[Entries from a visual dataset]
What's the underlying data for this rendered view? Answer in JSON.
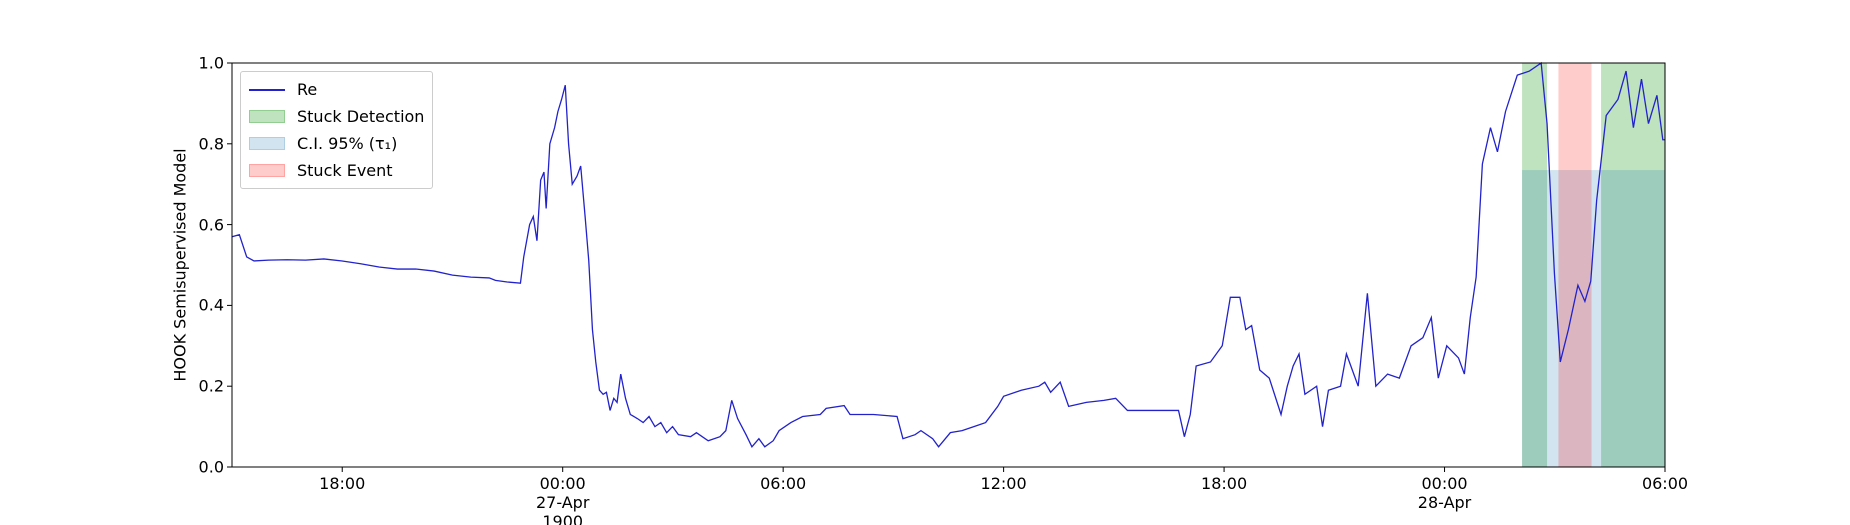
{
  "chart_data": {
    "type": "line",
    "ylabel": "HOOK Semisupervised Model",
    "xlim": [
      -9,
      30
    ],
    "ylim": [
      0,
      1
    ],
    "xticks": [
      {
        "value": -6,
        "label": "18:00"
      },
      {
        "value": 0,
        "label": "00:00\n27-Apr\n1900"
      },
      {
        "value": 6,
        "label": "06:00"
      },
      {
        "value": 12,
        "label": "12:00"
      },
      {
        "value": 18,
        "label": "18:00"
      },
      {
        "value": 24,
        "label": "00:00\n28-Apr"
      },
      {
        "value": 30,
        "label": "06:00"
      }
    ],
    "yticks": [
      {
        "value": 0,
        "label": "0.0"
      },
      {
        "value": 0.2,
        "label": "0.2"
      },
      {
        "value": 0.4,
        "label": "0.4"
      },
      {
        "value": 0.6,
        "label": "0.6"
      },
      {
        "value": 0.8,
        "label": "0.8"
      },
      {
        "value": 1,
        "label": "1.0"
      }
    ],
    "legend": "upper left",
    "x": [
      -9,
      -8.8,
      -8.6,
      -8.4,
      -8,
      -7.5,
      -7,
      -6.5,
      -6,
      -5.5,
      -5,
      -4.5,
      -4,
      -3.5,
      -3,
      -2.5,
      -2,
      -1.83,
      -1.51,
      -1.15,
      -1.06,
      -0.9,
      -0.8,
      -0.7,
      -0.6,
      -0.51,
      -0.45,
      -0.35,
      -0.22,
      -0.13,
      -0.03,
      0.07,
      0.16,
      0.26,
      0.39,
      0.49,
      0.61,
      0.71,
      0.81,
      0.9,
      1.0,
      1.1,
      1.19,
      1.29,
      1.39,
      1.48,
      1.58,
      1.71,
      1.84,
      2.03,
      2.19,
      2.35,
      2.51,
      2.67,
      2.83,
      2.99,
      3.15,
      3.48,
      3.64,
      3.96,
      4.28,
      4.44,
      4.6,
      4.76,
      4.99,
      5.15,
      5.34,
      5.5,
      5.73,
      5.89,
      6.21,
      6.53,
      7.01,
      7.17,
      7.66,
      7.82,
      8.46,
      9.1,
      9.26,
      9.59,
      9.75,
      10.07,
      10.23,
      10.55,
      10.87,
      11.19,
      11.51,
      11.84,
      12.0,
      12.48,
      12.96,
      13.12,
      13.28,
      13.54,
      13.77,
      14.25,
      14.73,
      15.05,
      15.37,
      16.02,
      16.76,
      16.92,
      17.08,
      17.24,
      17.63,
      17.95,
      18.17,
      18.43,
      18.59,
      18.75,
      18.97,
      19.23,
      19.55,
      19.72,
      19.88,
      20.04,
      20.2,
      20.52,
      20.68,
      20.84,
      21.17,
      21.33,
      21.65,
      21.9,
      22.13,
      22.45,
      22.77,
      23.09,
      23.41,
      23.64,
      23.83,
      24.06,
      24.38,
      24.54,
      24.7,
      24.86,
      25.03,
      25.25,
      25.44,
      25.66,
      25.98,
      26.31,
      26.63,
      26.79,
      26.99,
      27.15,
      27.37,
      27.63,
      27.82,
      27.98,
      28.14,
      28.4,
      28.72,
      28.94,
      29.14,
      29.36,
      29.55,
      29.78,
      29.94,
      30
    ],
    "series": [
      {
        "name": "Re",
        "color": "#2222cc",
        "values": [
          0.57,
          0.575,
          0.52,
          0.51,
          0.512,
          0.513,
          0.512,
          0.515,
          0.51,
          0.503,
          0.495,
          0.49,
          0.49,
          0.485,
          0.475,
          0.47,
          0.468,
          0.462,
          0.458,
          0.455,
          0.52,
          0.6,
          0.62,
          0.56,
          0.71,
          0.73,
          0.64,
          0.8,
          0.84,
          0.88,
          0.91,
          0.945,
          0.8,
          0.7,
          0.72,
          0.745,
          0.62,
          0.51,
          0.34,
          0.26,
          0.19,
          0.18,
          0.185,
          0.14,
          0.17,
          0.16,
          0.23,
          0.17,
          0.13,
          0.12,
          0.11,
          0.125,
          0.1,
          0.11,
          0.085,
          0.1,
          0.08,
          0.075,
          0.085,
          0.065,
          0.075,
          0.09,
          0.165,
          0.12,
          0.08,
          0.05,
          0.07,
          0.05,
          0.065,
          0.09,
          0.11,
          0.125,
          0.13,
          0.145,
          0.152,
          0.13,
          0.13,
          0.125,
          0.07,
          0.08,
          0.09,
          0.07,
          0.05,
          0.085,
          0.09,
          0.1,
          0.11,
          0.15,
          0.175,
          0.19,
          0.2,
          0.21,
          0.185,
          0.21,
          0.15,
          0.16,
          0.165,
          0.17,
          0.14,
          0.14,
          0.14,
          0.075,
          0.13,
          0.25,
          0.26,
          0.3,
          0.42,
          0.42,
          0.34,
          0.35,
          0.24,
          0.22,
          0.13,
          0.2,
          0.25,
          0.28,
          0.18,
          0.2,
          0.1,
          0.19,
          0.2,
          0.28,
          0.2,
          0.43,
          0.2,
          0.23,
          0.22,
          0.3,
          0.32,
          0.37,
          0.22,
          0.3,
          0.27,
          0.23,
          0.37,
          0.47,
          0.75,
          0.84,
          0.78,
          0.88,
          0.97,
          0.98,
          1.0,
          0.85,
          0.48,
          0.26,
          0.34,
          0.45,
          0.41,
          0.46,
          0.66,
          0.87,
          0.91,
          0.98,
          0.84,
          0.96,
          0.85,
          0.92,
          0.81,
          0.81
        ]
      }
    ],
    "spans": [
      {
        "name": "Stuck Detection",
        "color": "#2ca02c",
        "opacity": 0.3,
        "ranges": [
          [
            26.11,
            26.79
          ],
          [
            28.26,
            30
          ]
        ]
      },
      {
        "name": "C.I. 95% (τ₁)",
        "color": "#1f77b4",
        "opacity": 0.2,
        "ranges": [
          [
            26.11,
            30
          ]
        ],
        "top": 0.735
      },
      {
        "name": "Stuck Event",
        "color": "#ff0000",
        "opacity": 0.2,
        "ranges": [
          [
            27.1,
            28.0
          ]
        ]
      }
    ]
  }
}
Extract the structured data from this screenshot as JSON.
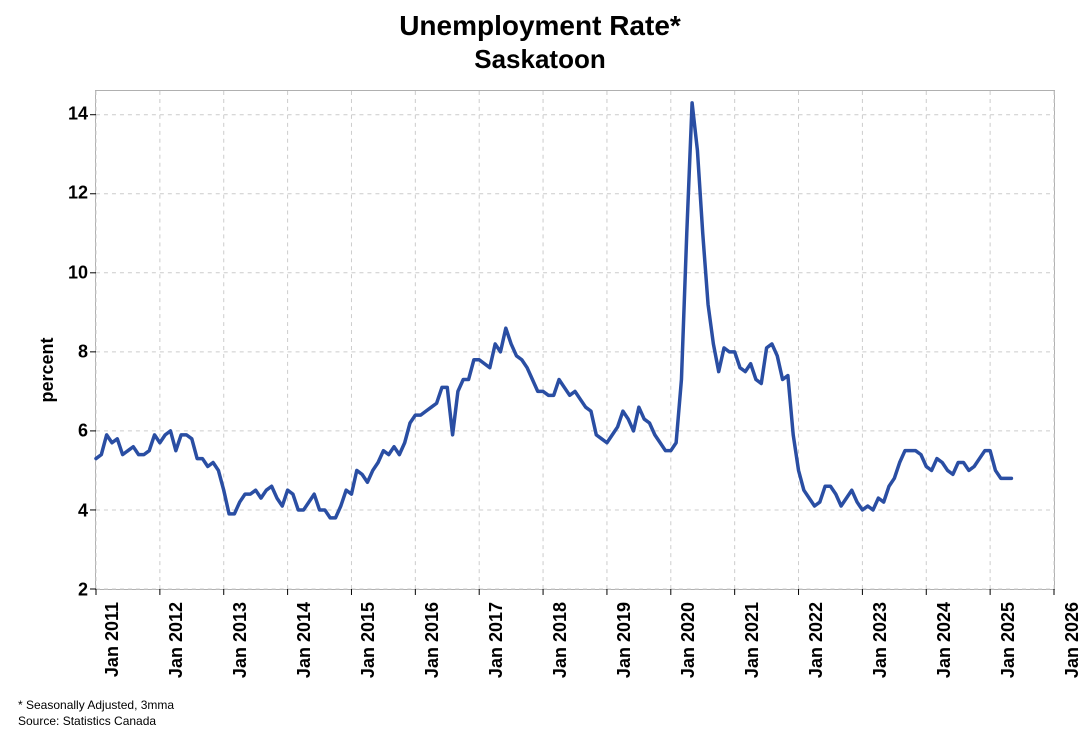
{
  "chart": {
    "type": "line",
    "title_line1": "Unemployment Rate*",
    "title_line2": "Saskatoon",
    "title_fontsize": 28,
    "ylabel": "percent",
    "label_fontsize": 18,
    "background_color": "#ffffff",
    "plot_border_color": "#b0b0b0",
    "grid_color": "#cccccc",
    "grid_dash": "4,4",
    "line_color": "#2a4ea3",
    "line_width": 3.5,
    "x_start_index": 0,
    "x_end_index": 180,
    "xtick_labels": [
      "Jan 2011",
      "Jan 2012",
      "Jan 2013",
      "Jan 2014",
      "Jan 2015",
      "Jan 2016",
      "Jan 2017",
      "Jan 2018",
      "Jan 2019",
      "Jan 2020",
      "Jan 2021",
      "Jan 2022",
      "Jan 2023",
      "Jan 2024",
      "Jan 2025",
      "Jan 2026"
    ],
    "xtick_positions": [
      0,
      12,
      24,
      36,
      48,
      60,
      72,
      84,
      96,
      108,
      120,
      132,
      144,
      156,
      168,
      180
    ],
    "ylim": [
      2,
      14.6
    ],
    "yticks": [
      2,
      4,
      6,
      8,
      10,
      12,
      14
    ],
    "tick_fontsize": 18,
    "values": [
      5.3,
      5.4,
      5.9,
      5.7,
      5.8,
      5.4,
      5.5,
      5.6,
      5.4,
      5.4,
      5.5,
      5.9,
      5.7,
      5.9,
      6.0,
      5.5,
      5.9,
      5.9,
      5.8,
      5.3,
      5.3,
      5.1,
      5.2,
      5.0,
      4.5,
      3.9,
      3.9,
      4.2,
      4.4,
      4.4,
      4.5,
      4.3,
      4.5,
      4.6,
      4.3,
      4.1,
      4.5,
      4.4,
      4.0,
      4.0,
      4.2,
      4.4,
      4.0,
      4.0,
      3.8,
      3.8,
      4.1,
      4.5,
      4.4,
      5.0,
      4.9,
      4.7,
      5.0,
      5.2,
      5.5,
      5.4,
      5.6,
      5.4,
      5.7,
      6.2,
      6.4,
      6.4,
      6.5,
      6.6,
      6.7,
      7.1,
      7.1,
      5.9,
      7.0,
      7.3,
      7.3,
      7.8,
      7.8,
      7.7,
      7.6,
      8.2,
      8.0,
      8.6,
      8.2,
      7.9,
      7.8,
      7.6,
      7.3,
      7.0,
      7.0,
      6.9,
      6.9,
      7.3,
      7.1,
      6.9,
      7.0,
      6.8,
      6.6,
      6.5,
      5.9,
      5.8,
      5.7,
      5.9,
      6.1,
      6.5,
      6.3,
      6.0,
      6.6,
      6.3,
      6.2,
      5.9,
      5.7,
      5.5,
      5.5,
      5.7,
      7.3,
      11.0,
      14.3,
      13.1,
      11.0,
      9.2,
      8.2,
      7.5,
      8.1,
      8.0,
      8.0,
      7.6,
      7.5,
      7.7,
      7.3,
      7.2,
      8.1,
      8.2,
      7.9,
      7.3,
      7.4,
      5.9,
      5.0,
      4.5,
      4.3,
      4.1,
      4.2,
      4.6,
      4.6,
      4.4,
      4.1,
      4.3,
      4.5,
      4.2,
      4.0,
      4.1,
      4.0,
      4.3,
      4.2,
      4.6,
      4.8,
      5.2,
      5.5,
      5.5,
      5.5,
      5.4,
      5.1,
      5.0,
      5.3,
      5.2,
      5.0,
      4.9,
      5.2,
      5.2,
      5.0,
      5.1,
      5.3,
      5.5,
      5.5,
      5.0,
      4.8,
      4.8,
      4.8
    ],
    "footnote1": "* Seasonally Adjusted, 3mma",
    "footnote2": "Source: Statistics Canada",
    "footnote_fontsize": 12
  }
}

**Stated problem:** Gather all lines of the records that include the word "ylabel".

**The result:**
    "ylabel": "HOOK Semisupervised Model",
    "ylabel": "percent",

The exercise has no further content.